--- Start INPUT ---
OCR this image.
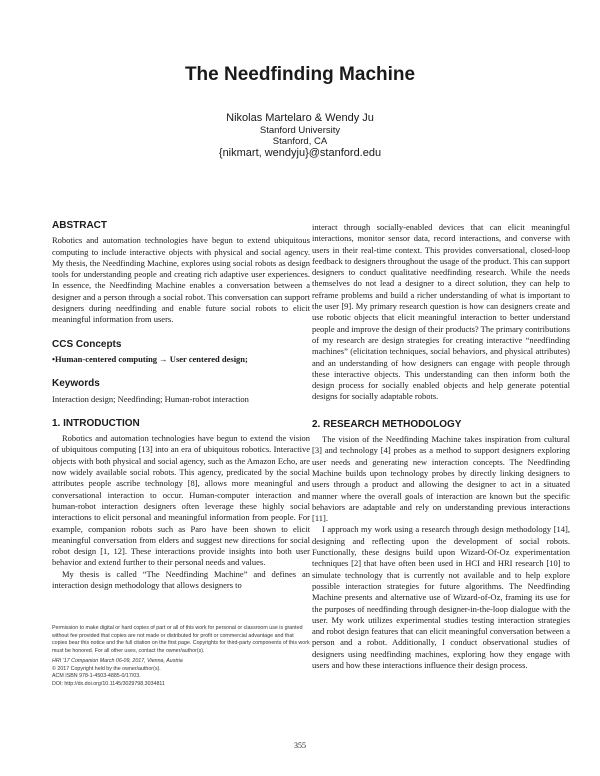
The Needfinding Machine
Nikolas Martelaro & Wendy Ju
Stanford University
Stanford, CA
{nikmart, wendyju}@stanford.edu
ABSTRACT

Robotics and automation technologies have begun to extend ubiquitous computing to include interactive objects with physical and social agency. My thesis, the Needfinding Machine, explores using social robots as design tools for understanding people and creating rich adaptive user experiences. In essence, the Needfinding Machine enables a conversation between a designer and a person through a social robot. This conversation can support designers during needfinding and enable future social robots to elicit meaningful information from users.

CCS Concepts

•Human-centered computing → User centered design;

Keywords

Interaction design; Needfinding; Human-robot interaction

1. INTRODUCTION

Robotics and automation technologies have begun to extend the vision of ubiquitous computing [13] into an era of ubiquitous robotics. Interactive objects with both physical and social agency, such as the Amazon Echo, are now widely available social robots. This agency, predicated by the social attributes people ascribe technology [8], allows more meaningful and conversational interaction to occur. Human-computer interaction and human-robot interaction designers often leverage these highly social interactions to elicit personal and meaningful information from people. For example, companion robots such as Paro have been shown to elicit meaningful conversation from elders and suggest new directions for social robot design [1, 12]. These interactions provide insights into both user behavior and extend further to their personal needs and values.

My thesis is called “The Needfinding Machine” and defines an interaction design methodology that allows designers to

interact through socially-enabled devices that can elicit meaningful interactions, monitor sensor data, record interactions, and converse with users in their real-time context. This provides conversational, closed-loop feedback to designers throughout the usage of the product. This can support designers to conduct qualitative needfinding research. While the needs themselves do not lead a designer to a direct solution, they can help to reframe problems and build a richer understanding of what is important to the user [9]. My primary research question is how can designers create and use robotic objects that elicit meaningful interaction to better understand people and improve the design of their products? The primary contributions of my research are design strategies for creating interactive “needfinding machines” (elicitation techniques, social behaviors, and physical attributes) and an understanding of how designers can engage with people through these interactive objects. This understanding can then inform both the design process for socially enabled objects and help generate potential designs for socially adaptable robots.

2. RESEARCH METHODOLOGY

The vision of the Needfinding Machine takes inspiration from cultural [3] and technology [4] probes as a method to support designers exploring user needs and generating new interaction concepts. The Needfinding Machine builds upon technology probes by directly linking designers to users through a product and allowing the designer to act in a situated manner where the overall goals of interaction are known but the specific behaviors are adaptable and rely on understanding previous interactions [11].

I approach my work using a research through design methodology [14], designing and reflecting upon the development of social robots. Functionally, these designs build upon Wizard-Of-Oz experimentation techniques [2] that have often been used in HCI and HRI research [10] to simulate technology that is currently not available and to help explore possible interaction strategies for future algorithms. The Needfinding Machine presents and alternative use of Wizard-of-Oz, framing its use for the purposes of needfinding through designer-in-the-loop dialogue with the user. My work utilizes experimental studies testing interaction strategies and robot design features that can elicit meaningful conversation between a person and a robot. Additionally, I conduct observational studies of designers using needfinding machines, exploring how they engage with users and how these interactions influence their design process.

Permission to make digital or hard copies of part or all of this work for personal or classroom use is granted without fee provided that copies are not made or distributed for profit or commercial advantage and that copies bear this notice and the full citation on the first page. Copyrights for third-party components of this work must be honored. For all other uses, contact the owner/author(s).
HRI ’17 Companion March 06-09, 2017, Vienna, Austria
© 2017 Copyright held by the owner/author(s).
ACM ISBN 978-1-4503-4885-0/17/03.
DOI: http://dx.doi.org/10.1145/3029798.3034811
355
--- End INPUT ---
● WORK TO DO
Give the data again exactly as written, with all pictures left out.

● SOLUTION FOR THIS TASK
OCR this image.
The Needfinding Machine
Nikolas Martelaro & Wendy Ju
Stanford University
Stanford, CA
{nikmart, wendyju}@stanford.edu
ABSTRACT

Robotics and automation technologies have begun to extend ubiquitous computing to include interactive objects with physical and social agency. My thesis, the Needfinding Machine, explores using social robots as design tools for understanding people and creating rich adaptive user experiences. In essence, the Needfinding Machine enables a conversation between a designer and a person through a social robot. This conversation can support designers during needfinding and enable future social robots to elicit meaningful information from users.

CCS Concepts

•Human-centered computing → User centered design;

Keywords

Interaction design; Needfinding; Human-robot interaction

1. INTRODUCTION

Robotics and automation technologies have begun to extend the vision of ubiquitous computing [13] into an era of ubiquitous robotics. Interactive objects with both physical and social agency, such as the Amazon Echo, are now widely available social robots. This agency, predicated by the social attributes people ascribe technology [8], allows more meaningful and conversational interaction to occur. Human-computer interaction and human-robot interaction designers often leverage these highly social interactions to elicit personal and meaningful information from people. For example, companion robots such as Paro have been shown to elicit meaningful conversation from elders and suggest new directions for social robot design [1, 12]. These interactions provide insights into both user behavior and extend further to their personal needs and values.

My thesis is called “The Needfinding Machine” and defines an interaction design methodology that allows designers to

interact through socially-enabled devices that can elicit meaningful interactions, monitor sensor data, record interactions, and converse with users in their real-time context. This provides conversational, closed-loop feedback to designers throughout the usage of the product. This can support designers to conduct qualitative needfinding research. While the needs themselves do not lead a designer to a direct solution, they can help to reframe problems and build a richer understanding of what is important to the user [9]. My primary research question is how can designers create and use robotic objects that elicit meaningful interaction to better understand people and improve the design of their products? The primary contributions of my research are design strategies for creating interactive “needfinding machines” (elicitation techniques, social behaviors, and physical attributes) and an understanding of how designers can engage with people through these interactive objects. This understanding can then inform both the design process for socially enabled objects and help generate potential designs for socially adaptable robots.

2. RESEARCH METHODOLOGY

The vision of the Needfinding Machine takes inspiration from cultural [3] and technology [4] probes as a method to support designers exploring user needs and generating new interaction concepts. The Needfinding Machine builds upon technology probes by directly linking designers to users through a product and allowing the designer to act in a situated manner where the overall goals of interaction are known but the specific behaviors are adaptable and rely on understanding previous interactions [11].

I approach my work using a research through design methodology [14], designing and reflecting upon the development of social robots. Functionally, these designs build upon Wizard-Of-Oz experimentation techniques [2] that have often been used in HCI and HRI research [10] to simulate technology that is currently not available and to help explore possible interaction strategies for future algorithms. The Needfinding Machine presents and alternative use of Wizard-of-Oz, framing its use for the purposes of needfinding through designer-in-the-loop dialogue with the user. My work utilizes experimental studies testing interaction strategies and robot design features that can elicit meaningful conversation between a person and a robot. Additionally, I conduct observational studies of designers using needfinding machines, exploring how they engage with users and how these interactions influence their design process.

Permission to make digital or hard copies of part or all of this work for personal or classroom use is granted without fee provided that copies are not made or distributed for profit or commercial advantage and that copies bear this notice and the full citation on the first page. Copyrights for third-party components of this work must be honored. For all other uses, contact the owner/author(s).
HRI ’17 Companion March 06-09, 2017, Vienna, Austria
© 2017 Copyright held by the owner/author(s).
ACM ISBN 978-1-4503-4885-0/17/03.
DOI: http://dx.doi.org/10.1145/3029798.3034811
355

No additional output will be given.